YOUR TASK:
Every line of the material below in which "activity" shows up is to be located and copied.
---*---
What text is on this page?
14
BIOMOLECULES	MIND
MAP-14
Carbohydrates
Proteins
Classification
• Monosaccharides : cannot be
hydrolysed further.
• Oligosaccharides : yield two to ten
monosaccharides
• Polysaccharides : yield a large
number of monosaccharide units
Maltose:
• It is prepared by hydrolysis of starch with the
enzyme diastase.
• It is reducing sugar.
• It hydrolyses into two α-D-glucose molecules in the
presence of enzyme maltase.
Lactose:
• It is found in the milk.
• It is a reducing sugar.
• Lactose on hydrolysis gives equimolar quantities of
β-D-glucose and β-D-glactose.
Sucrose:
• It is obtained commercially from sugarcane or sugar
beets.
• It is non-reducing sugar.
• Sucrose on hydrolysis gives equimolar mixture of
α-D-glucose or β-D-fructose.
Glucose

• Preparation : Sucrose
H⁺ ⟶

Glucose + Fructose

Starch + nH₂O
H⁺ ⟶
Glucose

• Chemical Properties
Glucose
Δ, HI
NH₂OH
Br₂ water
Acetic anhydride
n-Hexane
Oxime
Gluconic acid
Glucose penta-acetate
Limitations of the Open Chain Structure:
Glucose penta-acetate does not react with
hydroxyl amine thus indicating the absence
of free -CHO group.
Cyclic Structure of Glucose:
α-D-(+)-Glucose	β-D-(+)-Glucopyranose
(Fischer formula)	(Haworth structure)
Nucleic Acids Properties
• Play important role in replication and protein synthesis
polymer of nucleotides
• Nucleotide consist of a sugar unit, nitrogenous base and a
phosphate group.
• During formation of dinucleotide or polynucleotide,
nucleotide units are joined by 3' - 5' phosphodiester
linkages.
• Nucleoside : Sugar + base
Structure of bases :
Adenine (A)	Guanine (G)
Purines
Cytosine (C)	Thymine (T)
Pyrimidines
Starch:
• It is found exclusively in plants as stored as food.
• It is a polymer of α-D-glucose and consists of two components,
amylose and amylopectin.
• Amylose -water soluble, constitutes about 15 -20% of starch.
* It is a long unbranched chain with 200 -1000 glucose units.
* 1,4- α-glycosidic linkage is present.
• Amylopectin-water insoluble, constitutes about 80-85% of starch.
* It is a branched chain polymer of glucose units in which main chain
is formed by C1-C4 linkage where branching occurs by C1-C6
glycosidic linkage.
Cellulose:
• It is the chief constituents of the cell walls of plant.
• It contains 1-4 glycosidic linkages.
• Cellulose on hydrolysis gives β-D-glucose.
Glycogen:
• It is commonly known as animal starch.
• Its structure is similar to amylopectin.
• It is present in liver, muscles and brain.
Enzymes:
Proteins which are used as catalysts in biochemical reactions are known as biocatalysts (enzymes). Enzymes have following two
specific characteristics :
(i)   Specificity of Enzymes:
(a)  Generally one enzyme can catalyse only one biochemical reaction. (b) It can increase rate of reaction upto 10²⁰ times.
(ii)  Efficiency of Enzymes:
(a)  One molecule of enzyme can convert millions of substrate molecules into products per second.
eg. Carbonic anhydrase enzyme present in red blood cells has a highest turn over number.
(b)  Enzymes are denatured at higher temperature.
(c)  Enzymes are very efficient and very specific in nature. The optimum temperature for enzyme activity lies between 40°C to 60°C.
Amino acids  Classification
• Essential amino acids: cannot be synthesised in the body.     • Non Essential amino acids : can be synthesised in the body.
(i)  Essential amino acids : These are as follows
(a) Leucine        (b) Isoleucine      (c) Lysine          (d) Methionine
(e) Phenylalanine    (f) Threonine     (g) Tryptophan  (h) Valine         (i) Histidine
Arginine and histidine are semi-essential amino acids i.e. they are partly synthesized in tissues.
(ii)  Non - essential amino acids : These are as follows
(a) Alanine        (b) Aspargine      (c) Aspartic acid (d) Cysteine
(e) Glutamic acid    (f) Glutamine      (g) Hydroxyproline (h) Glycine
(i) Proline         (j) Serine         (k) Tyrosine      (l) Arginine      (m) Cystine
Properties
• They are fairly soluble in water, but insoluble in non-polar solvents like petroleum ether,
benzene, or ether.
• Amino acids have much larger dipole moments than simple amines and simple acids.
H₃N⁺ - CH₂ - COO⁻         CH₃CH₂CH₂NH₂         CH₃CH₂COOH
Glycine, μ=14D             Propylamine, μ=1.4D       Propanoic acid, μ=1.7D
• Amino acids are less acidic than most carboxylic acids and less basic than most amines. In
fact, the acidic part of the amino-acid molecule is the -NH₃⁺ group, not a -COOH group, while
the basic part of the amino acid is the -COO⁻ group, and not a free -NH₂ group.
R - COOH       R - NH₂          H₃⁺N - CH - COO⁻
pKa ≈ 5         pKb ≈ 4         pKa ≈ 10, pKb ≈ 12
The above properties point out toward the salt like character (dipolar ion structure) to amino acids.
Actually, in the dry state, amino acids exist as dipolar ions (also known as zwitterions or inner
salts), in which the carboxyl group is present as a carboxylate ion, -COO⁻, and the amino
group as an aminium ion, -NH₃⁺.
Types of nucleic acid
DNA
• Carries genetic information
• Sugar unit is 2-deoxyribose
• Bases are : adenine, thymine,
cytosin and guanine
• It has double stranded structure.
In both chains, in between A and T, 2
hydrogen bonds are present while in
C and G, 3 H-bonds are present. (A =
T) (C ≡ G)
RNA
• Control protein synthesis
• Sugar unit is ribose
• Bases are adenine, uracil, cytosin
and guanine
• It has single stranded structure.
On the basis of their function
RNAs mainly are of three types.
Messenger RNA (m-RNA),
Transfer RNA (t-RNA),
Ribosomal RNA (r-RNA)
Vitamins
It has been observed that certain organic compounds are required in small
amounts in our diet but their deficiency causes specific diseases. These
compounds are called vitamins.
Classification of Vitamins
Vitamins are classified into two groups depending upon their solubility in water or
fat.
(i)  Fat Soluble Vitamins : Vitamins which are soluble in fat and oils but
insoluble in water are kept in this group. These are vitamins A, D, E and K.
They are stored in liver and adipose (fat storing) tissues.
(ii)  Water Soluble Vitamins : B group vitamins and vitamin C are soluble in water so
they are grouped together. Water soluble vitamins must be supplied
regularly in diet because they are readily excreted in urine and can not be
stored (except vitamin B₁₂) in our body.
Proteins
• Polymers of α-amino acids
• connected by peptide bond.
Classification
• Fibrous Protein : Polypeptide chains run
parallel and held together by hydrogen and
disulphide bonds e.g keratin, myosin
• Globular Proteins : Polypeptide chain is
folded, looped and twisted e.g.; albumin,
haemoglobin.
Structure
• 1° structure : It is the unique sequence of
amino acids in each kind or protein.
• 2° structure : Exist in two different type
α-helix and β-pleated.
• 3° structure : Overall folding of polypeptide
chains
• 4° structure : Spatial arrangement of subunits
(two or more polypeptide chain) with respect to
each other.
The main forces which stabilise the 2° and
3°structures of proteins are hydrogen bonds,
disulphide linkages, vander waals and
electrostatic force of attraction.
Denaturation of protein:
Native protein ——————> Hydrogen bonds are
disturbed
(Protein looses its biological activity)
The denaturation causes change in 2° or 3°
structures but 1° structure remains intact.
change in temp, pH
---*---
COMPLETED TASK:
(c)  Enzymes are very efficient and very specific in nature. The optimum temperature for enzyme activity lies between 40°C to 60°C.
(Protein looses its biological activity)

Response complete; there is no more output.